> **THE TASK**
For the material that follows, list every line containing the word "this".

Data records
[start]

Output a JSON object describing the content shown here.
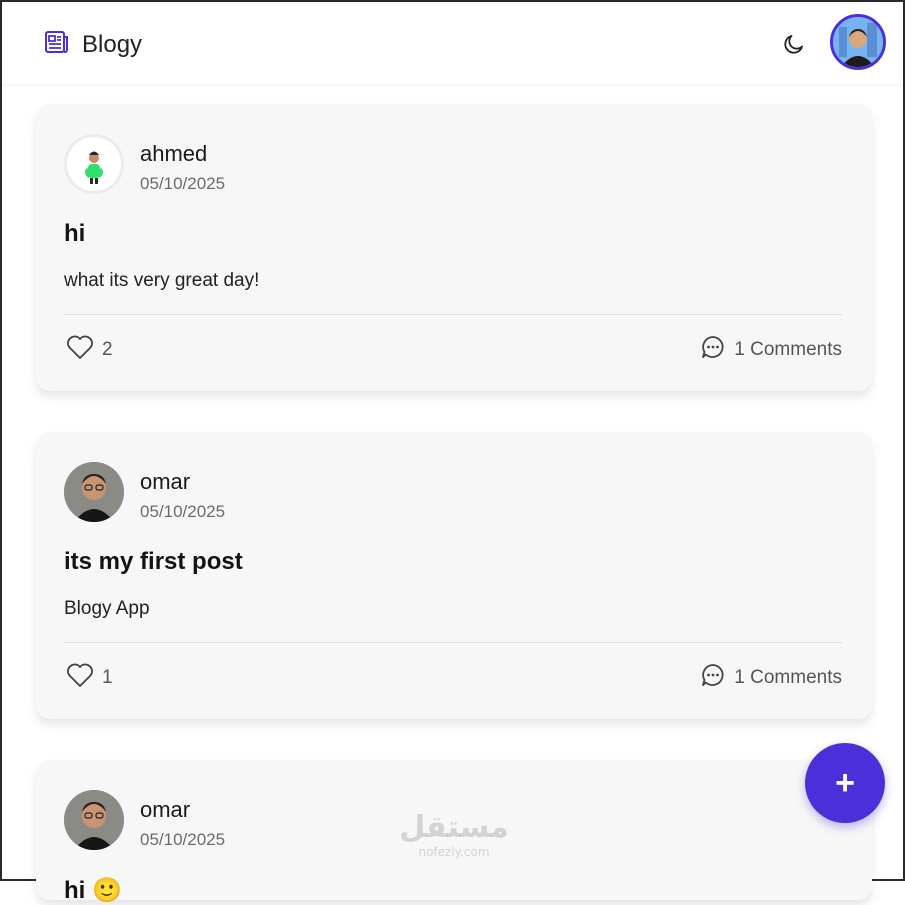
{
  "header": {
    "brand_icon": "newspaper-icon",
    "brand_title": "Blogy",
    "theme_icon": "moon-icon",
    "avatar": "user-avatar"
  },
  "posts": [
    {
      "author": "ahmed",
      "date": "05/10/2025",
      "title": "hi",
      "body": "what its very great day!",
      "likes": "2",
      "comments": "1 Comments"
    },
    {
      "author": "omar",
      "date": "05/10/2025",
      "title": "its my first post",
      "body": "Blogy App",
      "likes": "1",
      "comments": "1 Comments"
    },
    {
      "author": "omar",
      "date": "05/10/2025",
      "title": "hi 🙂"
    }
  ],
  "fab": {
    "label": "+"
  },
  "watermark": {
    "brand": "مستقل",
    "url": "nofezly.com"
  },
  "colors": {
    "accent": "#4b2fd8",
    "card_bg": "#f7f7f7",
    "muted_text": "#6b6b6b"
  }
}
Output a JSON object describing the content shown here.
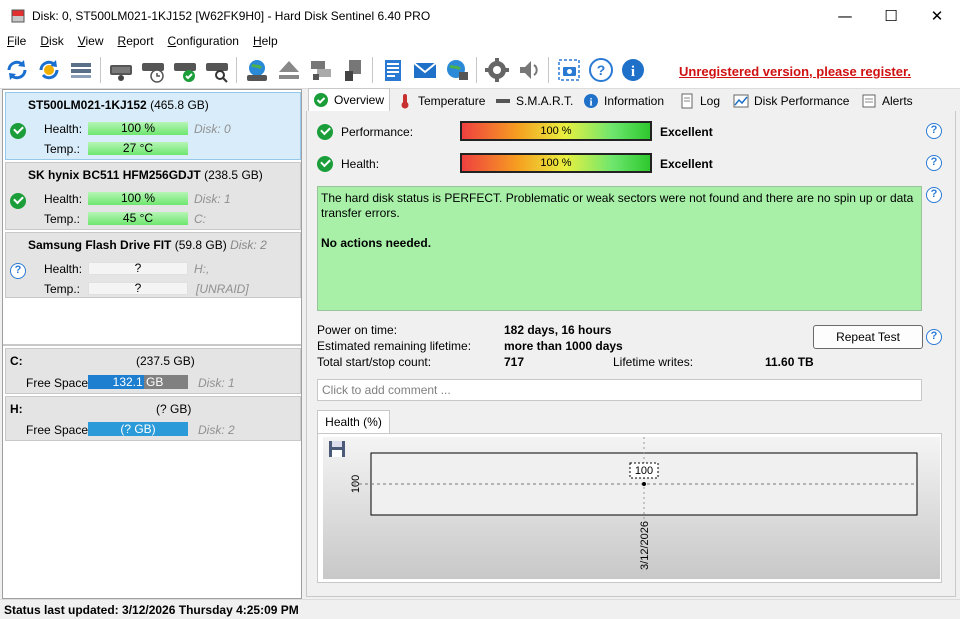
{
  "window": {
    "title": "Disk: 0, ST500LM021-1KJ152 [W62FK9H0]  -  Hard Disk Sentinel 6.40 PRO",
    "minimize": "—",
    "maximize": "☐",
    "close": "✕"
  },
  "menu": [
    "File",
    "Disk",
    "View",
    "Report",
    "Configuration",
    "Help"
  ],
  "toolbar": {
    "icons": [
      "refresh-icon",
      "refresh-all-icon",
      "disk-list-icon",
      "disk-info-icon",
      "disk-schedule-icon",
      "disk-test-icon",
      "disk-search-icon",
      "globe-disk-icon",
      "eject-icon",
      "network-disk-icon",
      "usb-disk-icon",
      "report-icon",
      "email-icon",
      "web-report-icon",
      "gear-icon",
      "speaker-icon",
      "screenshot-icon",
      "help-icon",
      "info-icon"
    ],
    "register_text": "Unregistered version, please register."
  },
  "disks": [
    {
      "name": "ST500LM021-1KJ152",
      "size": "(465.8 GB)",
      "health_label": "Health:",
      "health": "100 %",
      "health_percent": 100,
      "disk_label": "Disk: 0",
      "temp_label": "Temp.:",
      "temp": "27 °C",
      "volume": "",
      "status": "ok"
    },
    {
      "name": "SK hynix BC511 HFM256GDJT",
      "size": "(238.5 GB)",
      "health_label": "Health:",
      "health": "100 %",
      "health_percent": 100,
      "disk_label": "Disk: 1",
      "temp_label": "Temp.:",
      "temp": "45 °C",
      "volume": "C:",
      "status": "ok"
    },
    {
      "name": "Samsung Flash Drive FIT",
      "size": "(59.8 GB)",
      "disk_label": "Disk: 2",
      "health_label": "Health:",
      "health": "?",
      "temp_label": "Temp.:",
      "temp": "?",
      "volume": "H:,",
      "raid": "[UNRAID]",
      "status": "unknown"
    }
  ],
  "volumes": [
    {
      "letter": "C:",
      "size": "(237.5 GB)",
      "free_label": "Free Space",
      "free": "132.1 GB",
      "free_percent": 56,
      "disk_label": "Disk: 1"
    },
    {
      "letter": "H:",
      "size": "(? GB)",
      "free_label": "Free Space",
      "free": "(? GB)",
      "free_percent": 100,
      "disk_label": "Disk: 2"
    }
  ],
  "tabs": [
    "Overview",
    "Temperature",
    "S.M.A.R.T.",
    "Information",
    "Log",
    "Disk Performance",
    "Alerts"
  ],
  "overview": {
    "performance_label": "Performance:",
    "performance_value": "100 %",
    "performance_percent": 100,
    "performance_rating": "Excellent",
    "health_label": "Health:",
    "health_value": "100 %",
    "health_percent": 100,
    "health_rating": "Excellent",
    "status_text": "The hard disk status is PERFECT. Problematic or weak sectors were not found and there are no spin up or data transfer errors.",
    "status_action": "No actions needed.",
    "power_on_label": "Power on time:",
    "power_on_value": "182 days, 16 hours",
    "lifetime_label": "Estimated remaining lifetime:",
    "lifetime_value": "more than 1000 days",
    "startstop_label": "Total start/stop count:",
    "startstop_value": "717",
    "writes_label": "Lifetime writes:",
    "writes_value": "11.60 TB",
    "repeat_button": "Repeat Test",
    "comment_placeholder": "Click to add comment ...",
    "graph_tab": "Health (%)"
  },
  "chart_data": {
    "type": "line",
    "x": [
      "3/12/2026"
    ],
    "series": [
      {
        "values": [
          100
        ]
      }
    ],
    "data_labels": [
      "100"
    ],
    "ytick": "100"
  },
  "statusbar": {
    "text": "Status last updated: 3/12/2026 Thursday 4:25:09 PM"
  }
}
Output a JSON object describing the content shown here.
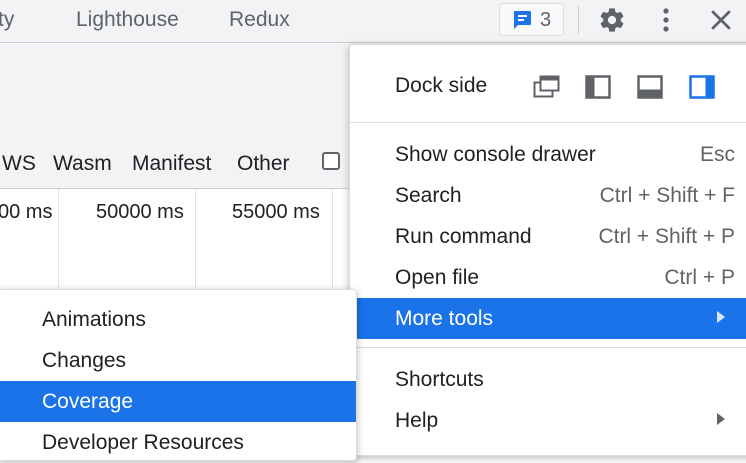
{
  "tabs": [
    {
      "label": "ty"
    },
    {
      "label": "Lighthouse"
    },
    {
      "label": "Redux"
    }
  ],
  "toolbar": {
    "issues_count": "3",
    "settings_icon": "gear-icon",
    "more_icon": "kebab-icon",
    "close_icon": "close-icon"
  },
  "filters": {
    "types": [
      "WS",
      "Wasm",
      "Manifest",
      "Other"
    ]
  },
  "timeline": {
    "ticks": [
      "00 ms",
      "50000 ms",
      "55000 ms"
    ]
  },
  "menu": {
    "dock_side_label": "Dock side",
    "items": [
      {
        "label": "Show console drawer",
        "shortcut": "Esc"
      },
      {
        "label": "Search",
        "shortcut": "Ctrl + Shift + F"
      },
      {
        "label": "Run command",
        "shortcut": "Ctrl + Shift + P"
      },
      {
        "label": "Open file",
        "shortcut": "Ctrl + P"
      },
      {
        "label": "More tools",
        "shortcut": ""
      },
      {
        "label": "Shortcuts",
        "shortcut": ""
      },
      {
        "label": "Help",
        "shortcut": ""
      }
    ]
  },
  "submenu": {
    "items": [
      {
        "label": "Animations"
      },
      {
        "label": "Changes"
      },
      {
        "label": "Coverage"
      },
      {
        "label": "Developer Resources"
      }
    ]
  },
  "colors": {
    "accent": "#1a73e8",
    "panel_bg": "#f1f3f4"
  }
}
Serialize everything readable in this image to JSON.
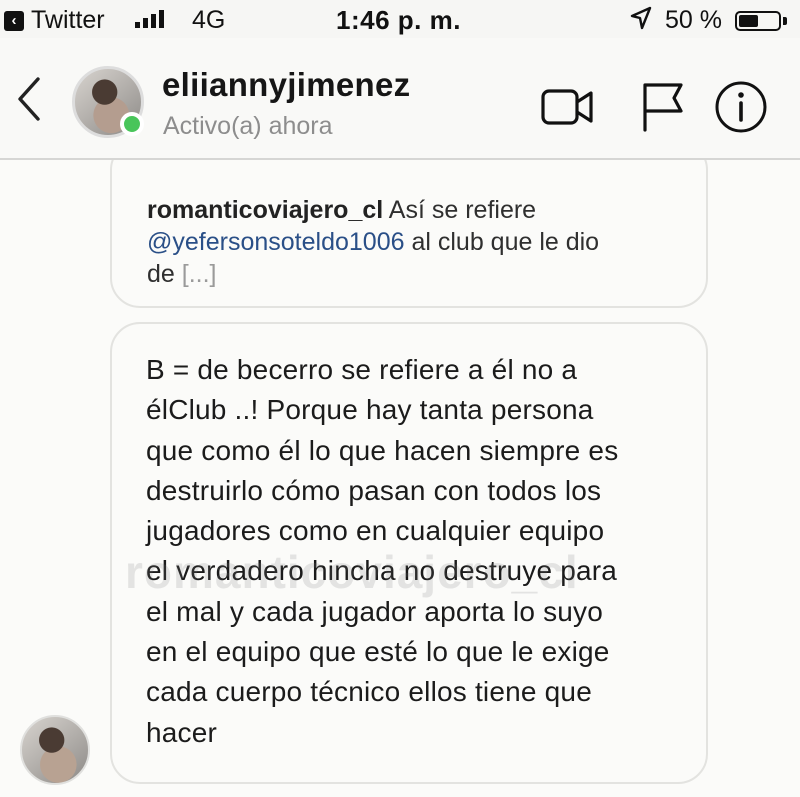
{
  "status_bar": {
    "back_app": "Twitter",
    "network": "4G",
    "time": "1:46 p. m.",
    "battery_percent": "50 %",
    "battery_level": 0.5
  },
  "header": {
    "username": "eliiannyjimenez",
    "activity": "Activo(a) ahora"
  },
  "shared_post": {
    "user": "romanticoviajero_cl",
    "text": "Así se refiere",
    "mention": "@yefersonsoteldo1006",
    "text2": "al club que le dio",
    "text3": "de",
    "more": "[...]"
  },
  "message": {
    "lines": [
      "B = de becerro se refiere a él no a",
      "élClub ..! Porque hay tanta persona",
      "que como él lo que hacen siempre es",
      "destruirlo cómo pasan con todos los",
      "jugadores como en cualquier equipo",
      "el verdadero hincha no destruye para",
      "el mal y cada jugador aporta lo suyo",
      "en el equipo que esté lo que le exige",
      "cada cuerpo técnico ellos tiene que",
      "hacer"
    ]
  },
  "watermark": "romanticoviajero_cl",
  "icons": [
    "back-chevron-icon",
    "video-call-icon",
    "flag-icon",
    "info-icon",
    "location-arrow-icon",
    "battery-icon",
    "signal-icon"
  ]
}
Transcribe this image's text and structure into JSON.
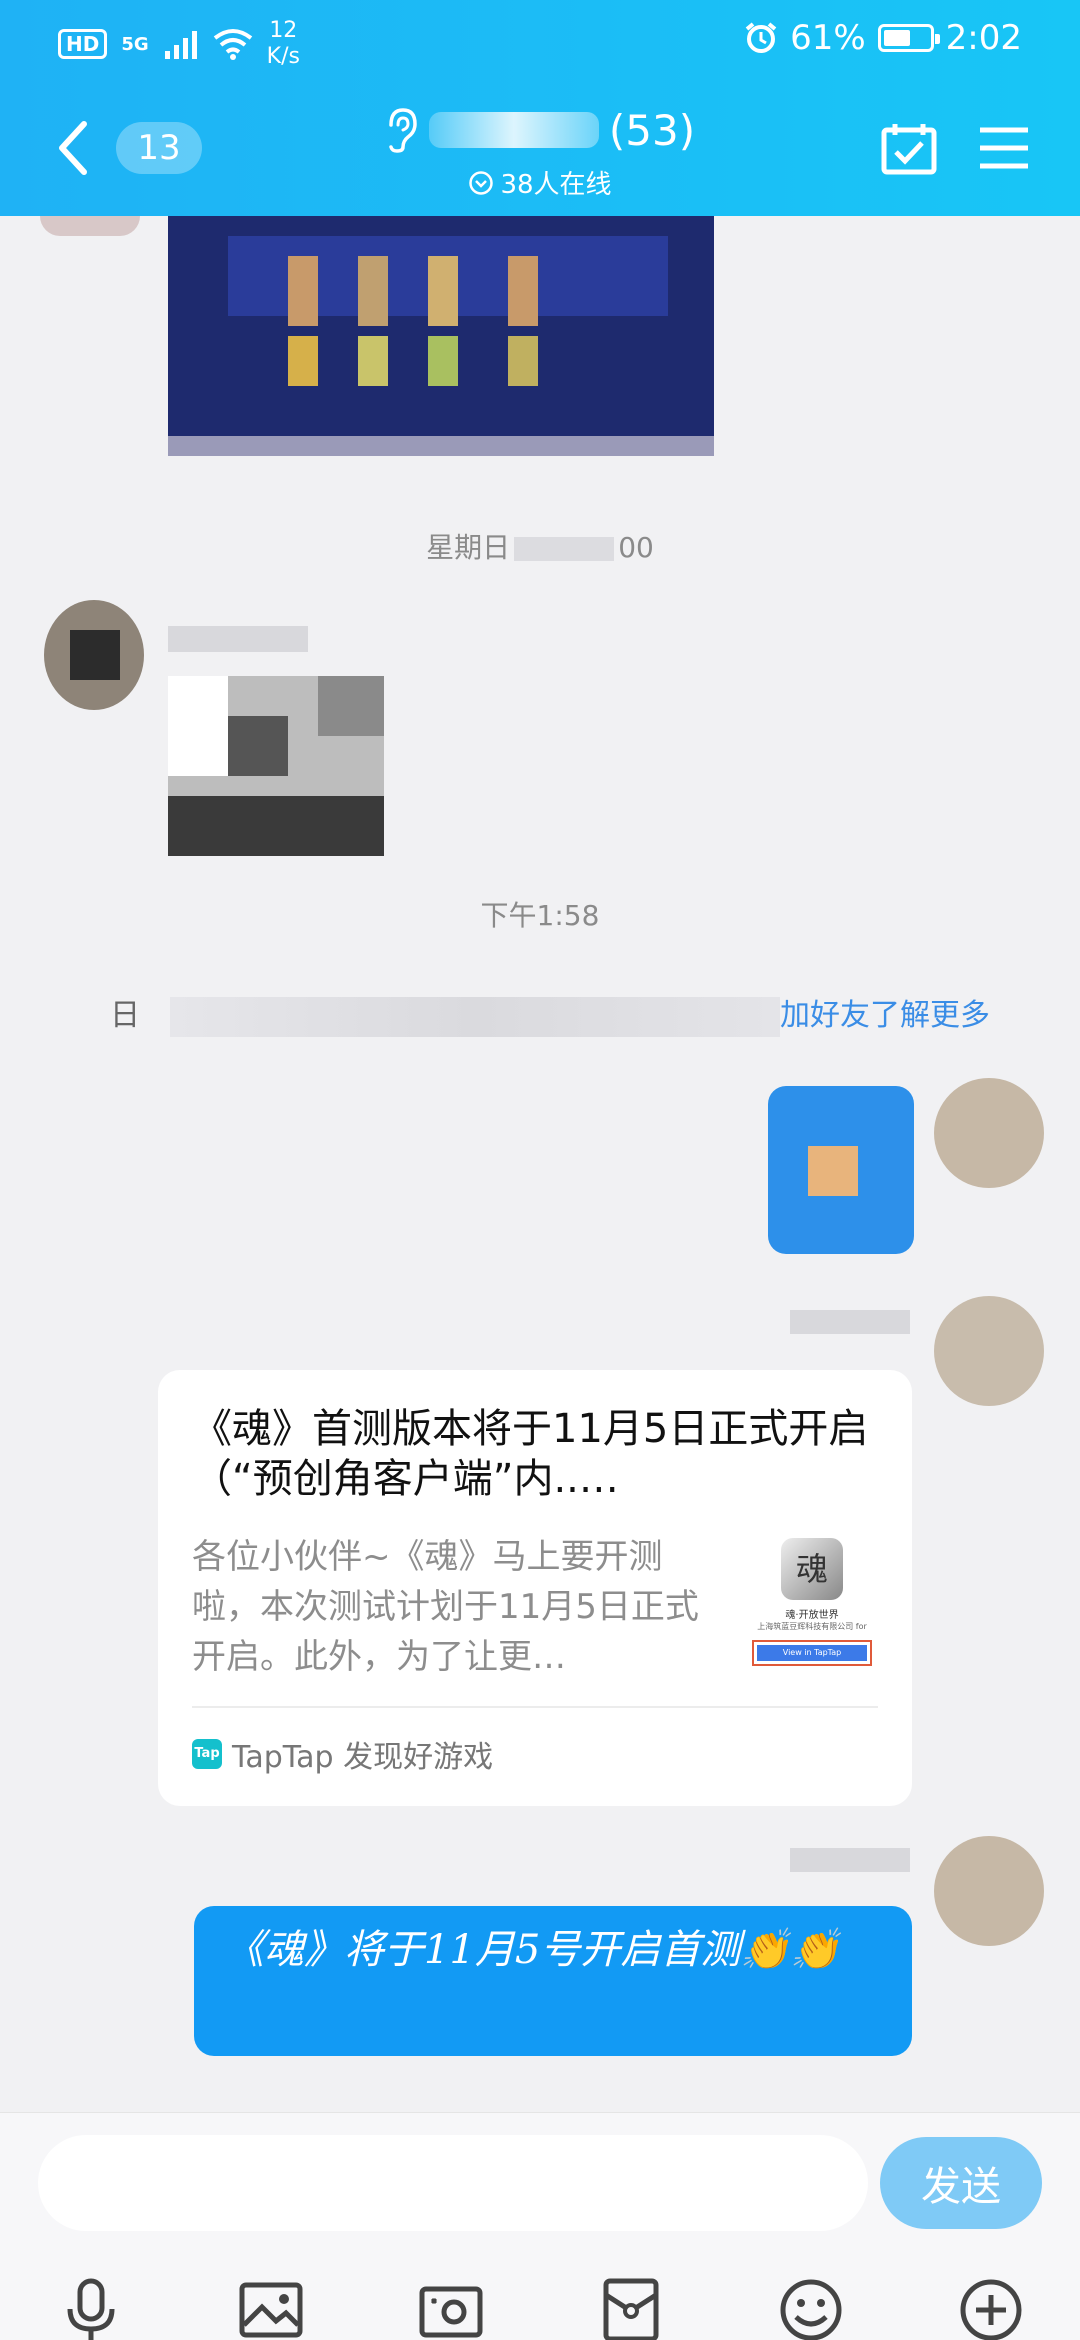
{
  "status_bar": {
    "hd": "HD",
    "network": "5G",
    "speed_value": "12",
    "speed_unit": "K/s",
    "battery": "61%",
    "battery_level": 0.61,
    "time": "2:02"
  },
  "header": {
    "unread_count": "13",
    "group_count": "(53)",
    "online": "38人在线"
  },
  "chat": {
    "time_1": "星期日",
    "time_1_tail": "00",
    "time_2": "下午1:58",
    "system_message": {
      "prefix": "日",
      "link": "加好友了解更多"
    },
    "link_card": {
      "title": "《魂》首测版本将于11月5日正式开启（“预创角客户端”内..…",
      "description": "各位小伙伴~《魂》马上要开测啦，本次测试计划于11月5日正式开启。此外，为了让更…",
      "thumb_name": "魂·开放世界",
      "thumb_company": "上海筑蓝豆辉科技有限公司 for",
      "thumb_button": "View in TapTap",
      "source_logo": "Tap",
      "source": "TapTap 发现好游戏"
    },
    "bubble_text": "《魂》将于11月5号开启首测👏👏"
  },
  "input": {
    "placeholder": "",
    "send_label": "发送"
  },
  "colors": {
    "header": "#1fb2f5",
    "bubble": "#129af4",
    "link": "#3a8de6",
    "send": "#7fcaf6"
  },
  "toolbar_icons": [
    "mic-icon",
    "image-icon",
    "camera-icon",
    "red-packet-icon",
    "emoji-icon",
    "plus-icon"
  ]
}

[end]

> **FULL RESPONSE**
Serialize everything readable in this image to JSON.
Transcribe this image's text and structure into JSON.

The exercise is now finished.